Task requirements: Repeat, without any change, the entries presented below.

[Entries taken from a collection]
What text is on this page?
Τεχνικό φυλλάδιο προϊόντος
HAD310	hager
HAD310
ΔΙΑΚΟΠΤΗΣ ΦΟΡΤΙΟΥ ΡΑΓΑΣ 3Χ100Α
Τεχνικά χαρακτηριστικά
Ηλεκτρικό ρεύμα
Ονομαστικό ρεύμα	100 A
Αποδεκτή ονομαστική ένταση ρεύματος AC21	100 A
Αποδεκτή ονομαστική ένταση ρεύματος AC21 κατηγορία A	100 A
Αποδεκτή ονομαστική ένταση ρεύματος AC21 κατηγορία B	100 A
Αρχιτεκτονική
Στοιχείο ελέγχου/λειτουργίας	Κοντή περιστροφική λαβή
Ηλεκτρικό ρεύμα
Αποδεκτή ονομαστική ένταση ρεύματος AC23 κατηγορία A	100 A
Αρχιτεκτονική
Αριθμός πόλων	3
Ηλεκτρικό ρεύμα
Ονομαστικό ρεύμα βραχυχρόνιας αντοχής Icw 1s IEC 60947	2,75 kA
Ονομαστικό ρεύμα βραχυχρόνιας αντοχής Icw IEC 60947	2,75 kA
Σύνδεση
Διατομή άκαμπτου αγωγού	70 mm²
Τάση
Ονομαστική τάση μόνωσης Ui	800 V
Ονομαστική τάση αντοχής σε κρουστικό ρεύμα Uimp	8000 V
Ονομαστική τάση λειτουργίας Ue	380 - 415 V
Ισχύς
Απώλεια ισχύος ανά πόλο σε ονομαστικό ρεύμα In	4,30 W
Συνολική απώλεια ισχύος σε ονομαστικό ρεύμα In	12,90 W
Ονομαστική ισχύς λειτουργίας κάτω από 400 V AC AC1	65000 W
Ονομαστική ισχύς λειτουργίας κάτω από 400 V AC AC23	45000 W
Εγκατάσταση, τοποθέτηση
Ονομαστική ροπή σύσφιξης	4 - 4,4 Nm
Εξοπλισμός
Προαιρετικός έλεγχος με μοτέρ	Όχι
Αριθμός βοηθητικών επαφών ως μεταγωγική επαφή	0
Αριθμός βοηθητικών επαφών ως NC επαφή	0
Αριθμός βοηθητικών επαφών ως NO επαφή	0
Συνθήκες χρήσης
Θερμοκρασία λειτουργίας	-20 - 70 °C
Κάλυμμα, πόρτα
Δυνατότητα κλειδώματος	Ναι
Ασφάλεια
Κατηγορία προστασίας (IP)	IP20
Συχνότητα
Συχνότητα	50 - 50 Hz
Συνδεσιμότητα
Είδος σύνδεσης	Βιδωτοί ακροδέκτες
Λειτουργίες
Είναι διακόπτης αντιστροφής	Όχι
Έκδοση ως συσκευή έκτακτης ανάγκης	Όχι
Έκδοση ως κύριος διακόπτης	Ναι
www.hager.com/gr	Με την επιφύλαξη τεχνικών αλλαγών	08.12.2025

Correct response:
What text is on this page?
Τεχνικό φυλλάδιο προϊόντος
HAD310	hager
HAD310
ΔΙΑΚΟΠΤΗΣ ΦΟΡΤΙΟΥ ΡΑΓΑΣ 3Χ100Α
Τεχνικά χαρακτηριστικά
Ηλεκτρικό ρεύμα
Ονομαστικό ρεύμα	100 A
Αποδεκτή ονομαστική ένταση ρεύματος AC21	100 A
Αποδεκτή ονομαστική ένταση ρεύματος AC21 κατηγορία A	100 A
Αποδεκτή ονομαστική ένταση ρεύματος AC21 κατηγορία B	100 A
Αρχιτεκτονική
Στοιχείο ελέγχου/λειτουργίας	Κοντή περιστροφική λαβή
Ηλεκτρικό ρεύμα
Αποδεκτή ονομαστική ένταση ρεύματος AC23 κατηγορία A	100 A
Αρχιτεκτονική
Αριθμός πόλων	3
Ηλεκτρικό ρεύμα
Ονομαστικό ρεύμα βραχυχρόνιας αντοχής Icw 1s IEC 60947	2,75 kA
Ονομαστικό ρεύμα βραχυχρόνιας αντοχής Icw IEC 60947	2,75 kA
Σύνδεση
Διατομή άκαμπτου αγωγού	70 mm²
Τάση
Ονομαστική τάση μόνωσης Ui	800 V
Ονομαστική τάση αντοχής σε κρουστικό ρεύμα Uimp	8000 V
Ονομαστική τάση λειτουργίας Ue	380 - 415 V
Ισχύς
Απώλεια ισχύος ανά πόλο σε ονομαστικό ρεύμα In	4,30 W
Συνολική απώλεια ισχύος σε ονομαστικό ρεύμα In	12,90 W
Ονομαστική ισχύς λειτουργίας κάτω από 400 V AC AC1	65000 W
Ονομαστική ισχύς λειτουργίας κάτω από 400 V AC AC23	45000 W
Εγκατάσταση, τοποθέτηση
Ονομαστική ροπή σύσφιξης	4 - 4,4 Nm
Εξοπλισμός
Προαιρετικός έλεγχος με μοτέρ	Όχι
Αριθμός βοηθητικών επαφών ως μεταγωγική επαφή	0
Αριθμός βοηθητικών επαφών ως NC επαφή	0
Αριθμός βοηθητικών επαφών ως NO επαφή	0
Συνθήκες χρήσης
Θερμοκρασία λειτουργίας	-20 - 70 °C
Κάλυμμα, πόρτα
Δυνατότητα κλειδώματος	Ναι
Ασφάλεια
Κατηγορία προστασίας (IP)	IP20
Συχνότητα
Συχνότητα	50 - 50 Hz
Συνδεσιμότητα
Είδος σύνδεσης	Βιδωτοί ακροδέκτες
Λειτουργίες
Είναι διακόπτης αντιστροφής	Όχι
Έκδοση ως συσκευή έκτακτης ανάγκης	Όχι
Έκδοση ως κύριος διακόπτης	Ναι
www.hager.com/gr	Με την επιφύλαξη τεχνικών αλλαγών	08.12.2025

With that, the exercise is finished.